• GOAL
Pick out the lines below with "text" and list them.
━━━ MATERIAL FOR THIS EXERCISE ━━━
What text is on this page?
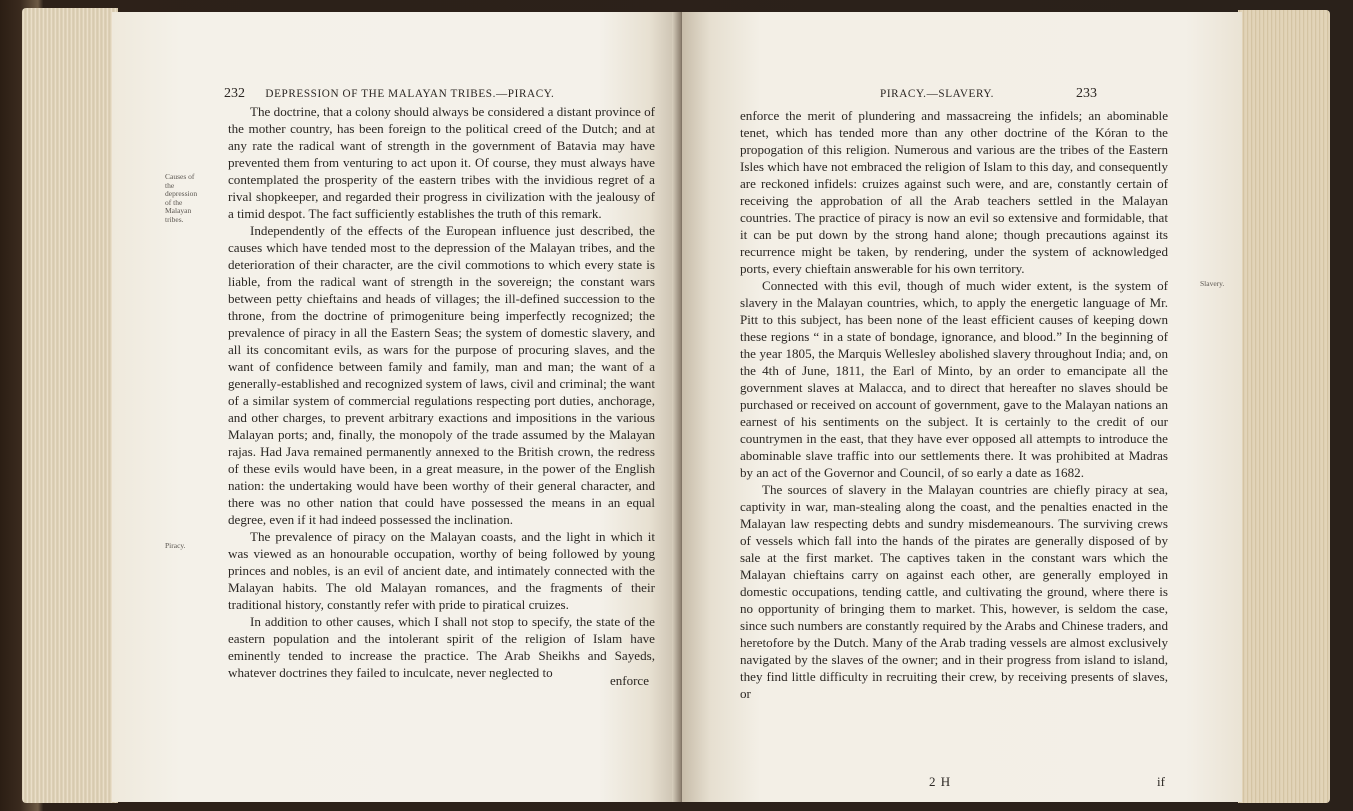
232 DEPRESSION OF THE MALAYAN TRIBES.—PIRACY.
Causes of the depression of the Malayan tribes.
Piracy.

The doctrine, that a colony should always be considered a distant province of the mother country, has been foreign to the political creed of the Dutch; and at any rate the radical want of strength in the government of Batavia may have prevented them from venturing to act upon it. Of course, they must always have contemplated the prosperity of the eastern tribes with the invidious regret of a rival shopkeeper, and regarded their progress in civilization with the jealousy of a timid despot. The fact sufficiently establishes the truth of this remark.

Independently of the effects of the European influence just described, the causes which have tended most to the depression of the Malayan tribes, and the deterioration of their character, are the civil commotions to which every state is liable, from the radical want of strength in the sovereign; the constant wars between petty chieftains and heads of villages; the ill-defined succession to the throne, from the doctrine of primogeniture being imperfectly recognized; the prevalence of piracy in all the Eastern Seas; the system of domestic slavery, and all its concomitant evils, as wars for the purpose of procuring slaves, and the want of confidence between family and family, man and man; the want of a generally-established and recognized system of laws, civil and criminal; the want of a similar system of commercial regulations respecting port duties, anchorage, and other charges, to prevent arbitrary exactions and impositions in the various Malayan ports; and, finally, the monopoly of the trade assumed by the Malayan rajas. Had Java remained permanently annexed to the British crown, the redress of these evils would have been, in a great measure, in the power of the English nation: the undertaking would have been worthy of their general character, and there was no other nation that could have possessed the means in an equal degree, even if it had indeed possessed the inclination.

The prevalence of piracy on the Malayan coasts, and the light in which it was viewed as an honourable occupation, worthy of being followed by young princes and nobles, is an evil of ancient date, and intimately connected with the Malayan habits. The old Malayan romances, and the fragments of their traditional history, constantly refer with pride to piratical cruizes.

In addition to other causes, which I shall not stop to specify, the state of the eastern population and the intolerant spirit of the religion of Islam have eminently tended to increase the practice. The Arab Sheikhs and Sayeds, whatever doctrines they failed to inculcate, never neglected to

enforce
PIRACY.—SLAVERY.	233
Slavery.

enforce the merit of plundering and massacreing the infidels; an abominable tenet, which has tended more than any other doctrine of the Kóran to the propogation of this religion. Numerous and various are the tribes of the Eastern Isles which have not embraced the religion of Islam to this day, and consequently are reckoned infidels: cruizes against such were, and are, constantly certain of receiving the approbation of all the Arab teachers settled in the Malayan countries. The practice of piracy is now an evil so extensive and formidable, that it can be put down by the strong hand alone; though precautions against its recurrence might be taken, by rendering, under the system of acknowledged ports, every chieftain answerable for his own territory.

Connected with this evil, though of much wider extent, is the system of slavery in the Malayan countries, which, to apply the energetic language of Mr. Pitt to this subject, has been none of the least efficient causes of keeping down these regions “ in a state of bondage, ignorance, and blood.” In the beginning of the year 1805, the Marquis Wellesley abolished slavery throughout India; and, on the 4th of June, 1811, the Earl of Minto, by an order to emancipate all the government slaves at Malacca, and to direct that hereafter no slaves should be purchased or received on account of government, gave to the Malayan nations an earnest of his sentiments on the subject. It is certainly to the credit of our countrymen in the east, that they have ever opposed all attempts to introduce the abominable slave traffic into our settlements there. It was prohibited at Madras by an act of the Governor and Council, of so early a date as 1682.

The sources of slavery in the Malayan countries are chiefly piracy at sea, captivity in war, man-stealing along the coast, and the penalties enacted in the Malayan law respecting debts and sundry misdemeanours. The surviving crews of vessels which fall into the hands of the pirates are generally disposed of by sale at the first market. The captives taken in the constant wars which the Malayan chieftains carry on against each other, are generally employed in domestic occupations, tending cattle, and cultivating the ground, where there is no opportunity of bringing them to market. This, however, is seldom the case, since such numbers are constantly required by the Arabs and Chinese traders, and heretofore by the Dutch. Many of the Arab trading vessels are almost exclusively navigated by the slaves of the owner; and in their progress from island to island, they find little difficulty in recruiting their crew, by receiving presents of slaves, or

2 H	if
━━━
━━━ MATERIAL FOR THIS EXERCISE ━━━
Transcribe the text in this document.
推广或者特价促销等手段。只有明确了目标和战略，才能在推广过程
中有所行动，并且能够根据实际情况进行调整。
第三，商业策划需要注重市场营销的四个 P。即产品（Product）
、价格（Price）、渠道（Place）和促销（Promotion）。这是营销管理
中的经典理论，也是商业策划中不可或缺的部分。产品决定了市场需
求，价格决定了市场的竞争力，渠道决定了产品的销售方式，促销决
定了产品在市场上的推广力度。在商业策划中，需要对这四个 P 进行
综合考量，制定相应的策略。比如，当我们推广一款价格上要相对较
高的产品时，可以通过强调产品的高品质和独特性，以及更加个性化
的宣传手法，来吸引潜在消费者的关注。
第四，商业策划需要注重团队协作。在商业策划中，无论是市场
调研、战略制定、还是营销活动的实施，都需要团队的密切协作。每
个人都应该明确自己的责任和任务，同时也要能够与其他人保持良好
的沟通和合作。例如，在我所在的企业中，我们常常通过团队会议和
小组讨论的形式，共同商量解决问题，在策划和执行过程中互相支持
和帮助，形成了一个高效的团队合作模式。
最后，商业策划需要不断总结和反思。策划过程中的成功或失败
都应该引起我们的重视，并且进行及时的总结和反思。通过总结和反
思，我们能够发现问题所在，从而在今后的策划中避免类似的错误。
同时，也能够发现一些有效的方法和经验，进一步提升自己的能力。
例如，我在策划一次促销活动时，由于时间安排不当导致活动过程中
━━━
• RESPONSE
What text is on this page?
Transcribe the text in this document.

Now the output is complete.